THE PROBLEM: Select, from the data, each line where "chevron" occurs.

TASK INPUT:
::::
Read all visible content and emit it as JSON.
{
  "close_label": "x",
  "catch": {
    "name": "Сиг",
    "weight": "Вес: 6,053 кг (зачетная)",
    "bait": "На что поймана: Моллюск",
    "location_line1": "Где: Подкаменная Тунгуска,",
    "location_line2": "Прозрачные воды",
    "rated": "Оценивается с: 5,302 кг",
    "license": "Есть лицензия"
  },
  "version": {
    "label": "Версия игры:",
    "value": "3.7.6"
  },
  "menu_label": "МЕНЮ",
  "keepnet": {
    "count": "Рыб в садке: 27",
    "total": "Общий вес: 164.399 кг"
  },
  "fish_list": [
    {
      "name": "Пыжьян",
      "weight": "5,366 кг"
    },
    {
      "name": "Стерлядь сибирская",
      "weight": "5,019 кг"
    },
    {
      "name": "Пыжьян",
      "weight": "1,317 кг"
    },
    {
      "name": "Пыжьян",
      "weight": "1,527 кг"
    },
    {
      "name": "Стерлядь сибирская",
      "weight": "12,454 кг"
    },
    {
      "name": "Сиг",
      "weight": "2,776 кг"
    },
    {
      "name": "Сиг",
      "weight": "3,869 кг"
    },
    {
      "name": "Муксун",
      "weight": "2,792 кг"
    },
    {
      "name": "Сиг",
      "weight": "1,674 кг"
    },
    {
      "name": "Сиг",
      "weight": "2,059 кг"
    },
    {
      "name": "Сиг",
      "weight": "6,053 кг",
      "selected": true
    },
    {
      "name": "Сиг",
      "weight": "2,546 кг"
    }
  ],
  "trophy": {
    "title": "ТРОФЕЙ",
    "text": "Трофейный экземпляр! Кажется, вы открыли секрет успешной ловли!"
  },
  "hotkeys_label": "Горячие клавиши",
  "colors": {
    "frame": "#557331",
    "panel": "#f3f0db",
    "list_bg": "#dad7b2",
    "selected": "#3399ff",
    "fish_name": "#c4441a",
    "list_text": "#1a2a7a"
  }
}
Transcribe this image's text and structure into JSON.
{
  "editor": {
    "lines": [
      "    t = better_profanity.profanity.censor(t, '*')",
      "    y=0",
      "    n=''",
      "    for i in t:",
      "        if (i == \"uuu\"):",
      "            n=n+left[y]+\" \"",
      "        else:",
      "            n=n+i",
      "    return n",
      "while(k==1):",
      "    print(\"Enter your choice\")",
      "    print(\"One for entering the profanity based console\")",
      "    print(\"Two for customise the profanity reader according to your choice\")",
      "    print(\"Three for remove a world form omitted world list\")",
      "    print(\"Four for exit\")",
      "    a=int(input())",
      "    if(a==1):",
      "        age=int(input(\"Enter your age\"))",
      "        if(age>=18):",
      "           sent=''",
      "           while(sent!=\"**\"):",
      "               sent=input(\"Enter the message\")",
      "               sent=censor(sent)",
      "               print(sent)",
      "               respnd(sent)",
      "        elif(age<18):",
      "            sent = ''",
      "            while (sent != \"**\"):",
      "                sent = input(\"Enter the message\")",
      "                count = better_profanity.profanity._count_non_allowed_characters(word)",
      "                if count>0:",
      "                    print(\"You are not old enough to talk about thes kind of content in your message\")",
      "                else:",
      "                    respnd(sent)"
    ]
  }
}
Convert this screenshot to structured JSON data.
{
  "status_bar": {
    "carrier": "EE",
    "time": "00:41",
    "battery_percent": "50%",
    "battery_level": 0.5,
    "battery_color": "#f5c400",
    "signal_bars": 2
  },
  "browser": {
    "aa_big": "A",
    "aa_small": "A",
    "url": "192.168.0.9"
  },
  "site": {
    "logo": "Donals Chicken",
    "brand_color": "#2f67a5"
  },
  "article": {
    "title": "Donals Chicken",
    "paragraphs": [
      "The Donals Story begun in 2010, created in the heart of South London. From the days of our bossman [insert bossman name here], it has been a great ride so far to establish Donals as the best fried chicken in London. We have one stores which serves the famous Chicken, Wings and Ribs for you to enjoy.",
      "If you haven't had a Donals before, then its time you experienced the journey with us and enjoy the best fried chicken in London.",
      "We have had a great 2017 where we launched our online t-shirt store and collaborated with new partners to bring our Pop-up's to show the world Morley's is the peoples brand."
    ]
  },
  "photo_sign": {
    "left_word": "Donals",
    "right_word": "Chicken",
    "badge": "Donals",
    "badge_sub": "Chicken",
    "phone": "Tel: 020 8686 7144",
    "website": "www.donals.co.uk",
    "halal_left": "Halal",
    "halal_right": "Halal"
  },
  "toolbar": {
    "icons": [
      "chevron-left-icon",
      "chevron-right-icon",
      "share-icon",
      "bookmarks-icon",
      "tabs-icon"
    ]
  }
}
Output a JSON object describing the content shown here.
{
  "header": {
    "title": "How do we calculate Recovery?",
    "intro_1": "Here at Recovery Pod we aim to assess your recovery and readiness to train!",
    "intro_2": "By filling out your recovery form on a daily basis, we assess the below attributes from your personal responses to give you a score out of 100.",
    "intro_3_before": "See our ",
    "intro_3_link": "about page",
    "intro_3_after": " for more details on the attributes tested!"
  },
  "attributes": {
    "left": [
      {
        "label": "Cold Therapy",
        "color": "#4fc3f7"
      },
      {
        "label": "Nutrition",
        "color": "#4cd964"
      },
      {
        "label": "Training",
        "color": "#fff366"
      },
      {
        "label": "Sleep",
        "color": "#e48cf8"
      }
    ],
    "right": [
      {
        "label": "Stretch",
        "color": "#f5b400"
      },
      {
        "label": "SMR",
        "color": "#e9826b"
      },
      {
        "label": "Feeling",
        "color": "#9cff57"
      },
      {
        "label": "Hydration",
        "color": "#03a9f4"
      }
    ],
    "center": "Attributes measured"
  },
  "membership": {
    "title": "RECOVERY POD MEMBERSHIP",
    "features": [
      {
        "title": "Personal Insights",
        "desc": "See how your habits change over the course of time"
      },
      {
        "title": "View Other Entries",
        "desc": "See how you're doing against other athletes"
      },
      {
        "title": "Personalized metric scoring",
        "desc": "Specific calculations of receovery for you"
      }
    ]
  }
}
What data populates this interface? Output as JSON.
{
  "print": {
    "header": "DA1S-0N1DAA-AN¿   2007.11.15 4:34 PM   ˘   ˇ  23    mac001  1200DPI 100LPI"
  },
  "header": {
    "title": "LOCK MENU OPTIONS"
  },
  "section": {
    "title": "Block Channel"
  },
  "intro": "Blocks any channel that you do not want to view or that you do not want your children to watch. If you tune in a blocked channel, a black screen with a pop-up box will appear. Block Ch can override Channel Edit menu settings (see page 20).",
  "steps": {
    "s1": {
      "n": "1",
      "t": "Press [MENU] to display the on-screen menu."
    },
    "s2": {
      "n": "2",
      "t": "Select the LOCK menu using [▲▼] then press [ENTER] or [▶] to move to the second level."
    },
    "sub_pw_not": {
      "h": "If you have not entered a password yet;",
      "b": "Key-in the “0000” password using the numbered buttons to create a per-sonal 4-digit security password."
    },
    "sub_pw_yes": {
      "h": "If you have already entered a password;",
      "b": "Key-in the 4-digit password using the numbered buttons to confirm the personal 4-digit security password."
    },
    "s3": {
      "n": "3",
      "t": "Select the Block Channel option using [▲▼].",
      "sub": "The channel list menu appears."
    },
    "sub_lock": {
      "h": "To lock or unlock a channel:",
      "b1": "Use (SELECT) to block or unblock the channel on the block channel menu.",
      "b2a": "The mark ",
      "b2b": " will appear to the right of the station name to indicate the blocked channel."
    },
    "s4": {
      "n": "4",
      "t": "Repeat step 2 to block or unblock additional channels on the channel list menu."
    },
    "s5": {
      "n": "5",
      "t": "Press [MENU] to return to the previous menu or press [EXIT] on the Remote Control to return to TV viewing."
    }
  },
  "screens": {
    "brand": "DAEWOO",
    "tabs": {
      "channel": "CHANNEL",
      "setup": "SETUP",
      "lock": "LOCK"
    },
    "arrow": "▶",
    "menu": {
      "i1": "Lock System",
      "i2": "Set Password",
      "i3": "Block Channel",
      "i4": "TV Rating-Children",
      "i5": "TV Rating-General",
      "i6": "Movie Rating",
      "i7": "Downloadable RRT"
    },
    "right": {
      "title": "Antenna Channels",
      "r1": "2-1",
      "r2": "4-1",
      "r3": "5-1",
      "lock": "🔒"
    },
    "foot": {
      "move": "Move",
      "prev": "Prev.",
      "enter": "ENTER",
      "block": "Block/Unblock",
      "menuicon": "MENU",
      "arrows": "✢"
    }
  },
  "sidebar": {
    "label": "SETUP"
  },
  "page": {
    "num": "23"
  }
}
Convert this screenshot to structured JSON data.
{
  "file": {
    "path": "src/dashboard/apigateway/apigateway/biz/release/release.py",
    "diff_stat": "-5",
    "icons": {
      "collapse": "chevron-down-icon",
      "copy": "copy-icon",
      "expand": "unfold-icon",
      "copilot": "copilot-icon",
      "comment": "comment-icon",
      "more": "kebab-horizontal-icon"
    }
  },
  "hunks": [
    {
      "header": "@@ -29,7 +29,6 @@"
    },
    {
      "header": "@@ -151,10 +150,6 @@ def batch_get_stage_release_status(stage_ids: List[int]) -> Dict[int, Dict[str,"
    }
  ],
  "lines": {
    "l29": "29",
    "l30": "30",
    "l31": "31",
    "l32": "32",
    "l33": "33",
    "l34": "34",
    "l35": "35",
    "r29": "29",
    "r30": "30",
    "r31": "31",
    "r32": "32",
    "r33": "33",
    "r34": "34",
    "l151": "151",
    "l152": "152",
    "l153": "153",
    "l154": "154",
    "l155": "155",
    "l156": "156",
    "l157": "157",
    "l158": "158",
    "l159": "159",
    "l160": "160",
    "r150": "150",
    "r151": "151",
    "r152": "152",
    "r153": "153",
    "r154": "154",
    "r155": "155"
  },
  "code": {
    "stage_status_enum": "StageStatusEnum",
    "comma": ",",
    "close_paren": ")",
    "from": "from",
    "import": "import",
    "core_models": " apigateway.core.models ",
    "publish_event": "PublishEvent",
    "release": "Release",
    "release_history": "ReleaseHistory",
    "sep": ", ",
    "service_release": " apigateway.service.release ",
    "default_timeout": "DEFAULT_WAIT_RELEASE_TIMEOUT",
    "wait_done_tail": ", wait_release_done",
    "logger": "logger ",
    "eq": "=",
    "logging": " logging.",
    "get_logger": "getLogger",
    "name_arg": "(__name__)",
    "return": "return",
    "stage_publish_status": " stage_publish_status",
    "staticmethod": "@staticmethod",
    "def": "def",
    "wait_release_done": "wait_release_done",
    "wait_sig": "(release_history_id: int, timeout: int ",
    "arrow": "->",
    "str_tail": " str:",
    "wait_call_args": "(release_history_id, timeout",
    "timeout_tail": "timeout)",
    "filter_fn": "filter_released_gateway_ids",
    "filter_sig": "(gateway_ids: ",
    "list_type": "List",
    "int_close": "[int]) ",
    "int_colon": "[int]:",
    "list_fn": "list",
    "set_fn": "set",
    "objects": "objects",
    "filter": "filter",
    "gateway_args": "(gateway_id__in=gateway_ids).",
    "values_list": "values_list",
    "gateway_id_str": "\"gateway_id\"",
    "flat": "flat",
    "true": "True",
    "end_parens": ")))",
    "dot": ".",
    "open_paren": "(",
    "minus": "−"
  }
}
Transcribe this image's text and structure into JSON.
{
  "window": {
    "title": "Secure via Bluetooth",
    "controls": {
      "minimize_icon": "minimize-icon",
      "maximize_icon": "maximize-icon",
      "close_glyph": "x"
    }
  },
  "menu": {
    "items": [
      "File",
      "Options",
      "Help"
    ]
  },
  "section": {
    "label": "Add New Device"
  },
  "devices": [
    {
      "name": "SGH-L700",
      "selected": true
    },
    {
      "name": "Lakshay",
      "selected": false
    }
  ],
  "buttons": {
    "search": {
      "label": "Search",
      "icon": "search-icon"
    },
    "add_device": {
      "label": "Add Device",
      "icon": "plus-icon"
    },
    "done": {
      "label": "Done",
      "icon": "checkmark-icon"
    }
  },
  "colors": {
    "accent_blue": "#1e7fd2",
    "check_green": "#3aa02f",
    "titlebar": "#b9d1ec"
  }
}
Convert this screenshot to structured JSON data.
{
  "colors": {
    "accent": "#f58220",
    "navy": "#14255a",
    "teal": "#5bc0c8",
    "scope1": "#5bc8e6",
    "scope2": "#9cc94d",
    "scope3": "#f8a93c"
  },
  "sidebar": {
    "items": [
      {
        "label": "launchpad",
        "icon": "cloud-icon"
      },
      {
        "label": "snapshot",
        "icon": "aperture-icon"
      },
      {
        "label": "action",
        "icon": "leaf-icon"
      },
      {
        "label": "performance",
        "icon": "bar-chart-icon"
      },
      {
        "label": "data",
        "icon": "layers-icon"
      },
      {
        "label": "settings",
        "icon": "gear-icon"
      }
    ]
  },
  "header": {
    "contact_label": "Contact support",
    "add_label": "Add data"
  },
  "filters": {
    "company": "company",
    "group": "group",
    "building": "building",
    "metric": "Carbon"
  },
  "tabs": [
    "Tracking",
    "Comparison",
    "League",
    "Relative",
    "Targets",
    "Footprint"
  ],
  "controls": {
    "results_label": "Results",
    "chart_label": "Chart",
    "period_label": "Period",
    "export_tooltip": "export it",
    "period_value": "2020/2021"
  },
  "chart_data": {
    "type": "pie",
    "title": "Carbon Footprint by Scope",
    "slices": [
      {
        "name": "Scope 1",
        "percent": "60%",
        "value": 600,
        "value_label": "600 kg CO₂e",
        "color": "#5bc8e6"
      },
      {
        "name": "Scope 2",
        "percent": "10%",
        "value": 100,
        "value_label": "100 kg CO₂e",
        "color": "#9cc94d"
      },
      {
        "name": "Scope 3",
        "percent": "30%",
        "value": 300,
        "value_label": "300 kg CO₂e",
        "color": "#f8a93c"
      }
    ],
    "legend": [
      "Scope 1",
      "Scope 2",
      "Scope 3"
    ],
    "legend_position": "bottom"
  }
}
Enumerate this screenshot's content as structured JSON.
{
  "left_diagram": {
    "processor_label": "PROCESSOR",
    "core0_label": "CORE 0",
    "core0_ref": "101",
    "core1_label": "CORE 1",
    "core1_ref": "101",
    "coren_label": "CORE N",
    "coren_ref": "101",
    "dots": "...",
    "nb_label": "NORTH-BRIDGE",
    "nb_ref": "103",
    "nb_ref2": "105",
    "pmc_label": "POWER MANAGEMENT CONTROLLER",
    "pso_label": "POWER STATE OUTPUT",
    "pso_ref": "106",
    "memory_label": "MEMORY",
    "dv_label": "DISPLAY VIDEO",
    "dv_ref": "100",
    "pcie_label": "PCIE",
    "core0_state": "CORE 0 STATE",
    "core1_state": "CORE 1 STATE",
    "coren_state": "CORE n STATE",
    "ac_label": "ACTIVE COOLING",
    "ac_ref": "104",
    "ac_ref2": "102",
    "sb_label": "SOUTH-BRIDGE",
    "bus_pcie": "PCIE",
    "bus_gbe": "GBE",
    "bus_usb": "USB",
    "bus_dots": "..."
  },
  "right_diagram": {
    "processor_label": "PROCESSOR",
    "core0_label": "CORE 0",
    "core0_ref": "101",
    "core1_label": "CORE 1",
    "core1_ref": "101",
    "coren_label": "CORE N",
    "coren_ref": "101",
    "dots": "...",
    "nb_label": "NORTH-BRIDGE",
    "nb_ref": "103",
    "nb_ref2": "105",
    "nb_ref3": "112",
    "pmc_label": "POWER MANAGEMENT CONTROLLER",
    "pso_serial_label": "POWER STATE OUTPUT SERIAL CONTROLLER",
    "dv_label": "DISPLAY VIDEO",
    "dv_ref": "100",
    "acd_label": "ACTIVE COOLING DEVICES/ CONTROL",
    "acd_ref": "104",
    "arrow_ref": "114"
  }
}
::::
ANSWER BELOW:
      "chevron-left-icon",
      "chevron-right-icon",
      "collapse": "chevron-down-icon",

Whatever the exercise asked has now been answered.